### Problem details
Repeat the data below exactly, dropping any pictures it holds.

### Data for the task

§ §

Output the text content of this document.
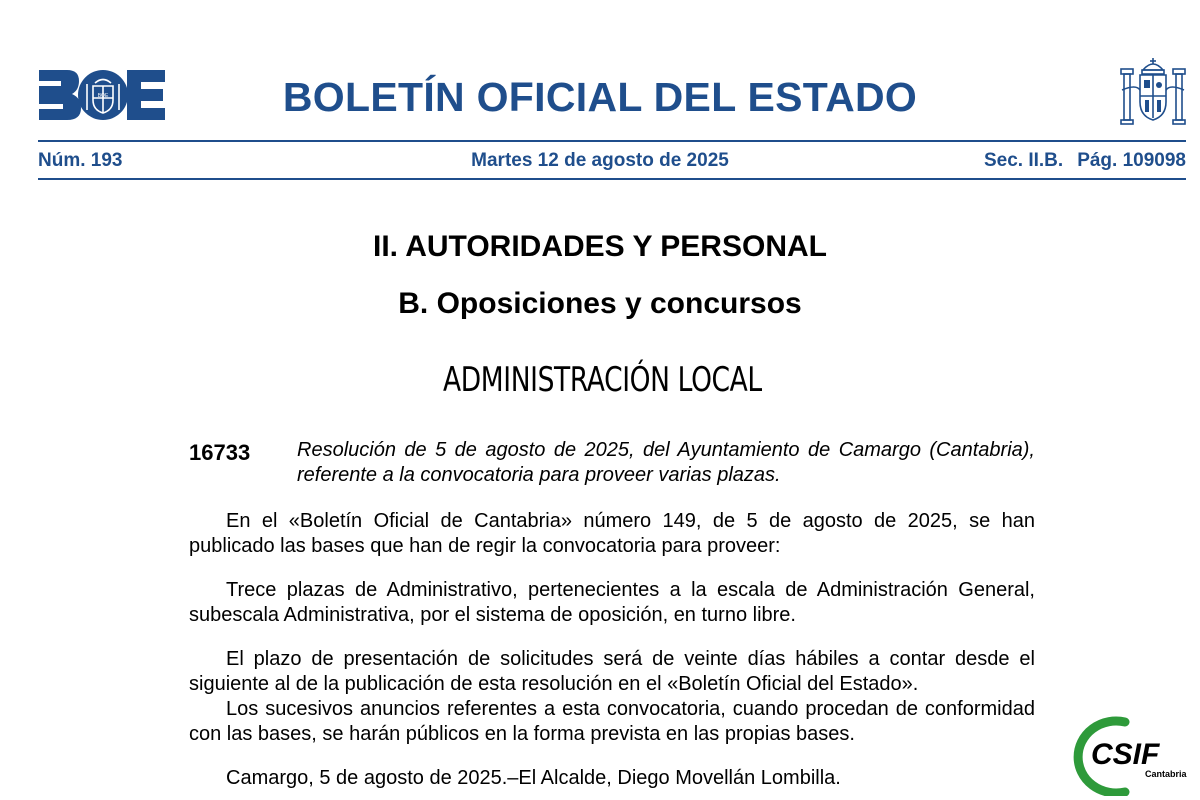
BOE	BOLETÍN OFICIAL DEL ESTADO
Núm. 193	Martes 12 de agosto de 2025	Sec. II.B. Pág. 109098
II. AUTORIDADES Y PERSONAL
B. Oposiciones y concursos
ADMINISTRACIÓN LOCAL
16733 Resolución de 5 de agosto de 2025, del Ayuntamiento de Camargo (Cantabria), referente a la convocatoria para proveer varias plazas.

En el «Boletín Oficial de Cantabria» número 149, de 5 de agosto de 2025, se han publicado las bases que han de regir la convocatoria para proveer:

Trece plazas de Administrativo, pertenecientes a la escala de Administración General, subescala Administrativa, por el sistema de oposición, en turno libre.

El plazo de presentación de solicitudes será de veinte días hábiles a contar desde el siguiente al de la publicación de esta resolución en el «Boletín Oficial del Estado».

Los sucesivos anuncios referentes a esta convocatoria, cuando procedan de conformidad con las bases, se harán públicos en la forma prevista en las propias bases.

Camargo, 5 de agosto de 2025.–El Alcalde, Diego Movellán Lombilla.

CSIF
Cantabria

§ §

### Complete answer
Output the text content of this document.
BOE	BOLETÍN OFICIAL DEL ESTADO
Núm. 193	Martes 12 de agosto de 2025	Sec. II.B. Pág. 109098
II. AUTORIDADES Y PERSONAL
B. Oposiciones y concursos
ADMINISTRACIÓN LOCAL
16733 Resolución de 5 de agosto de 2025, del Ayuntamiento de Camargo (Cantabria), referente a la convocatoria para proveer varias plazas.

En el «Boletín Oficial de Cantabria» número 149, de 5 de agosto de 2025, se han publicado las bases que han de regir la convocatoria para proveer:

Trece plazas de Administrativo, pertenecientes a la escala de Administración General, subescala Administrativa, por el sistema de oposición, en turno libre.

El plazo de presentación de solicitudes será de veinte días hábiles a contar desde el siguiente al de la publicación de esta resolución en el «Boletín Oficial del Estado».

Los sucesivos anuncios referentes a esta convocatoria, cuando procedan de conformidad con las bases, se harán públicos en la forma prevista en las propias bases.

Camargo, 5 de agosto de 2025.–El Alcalde, Diego Movellán Lombilla.

CSIF
Cantabria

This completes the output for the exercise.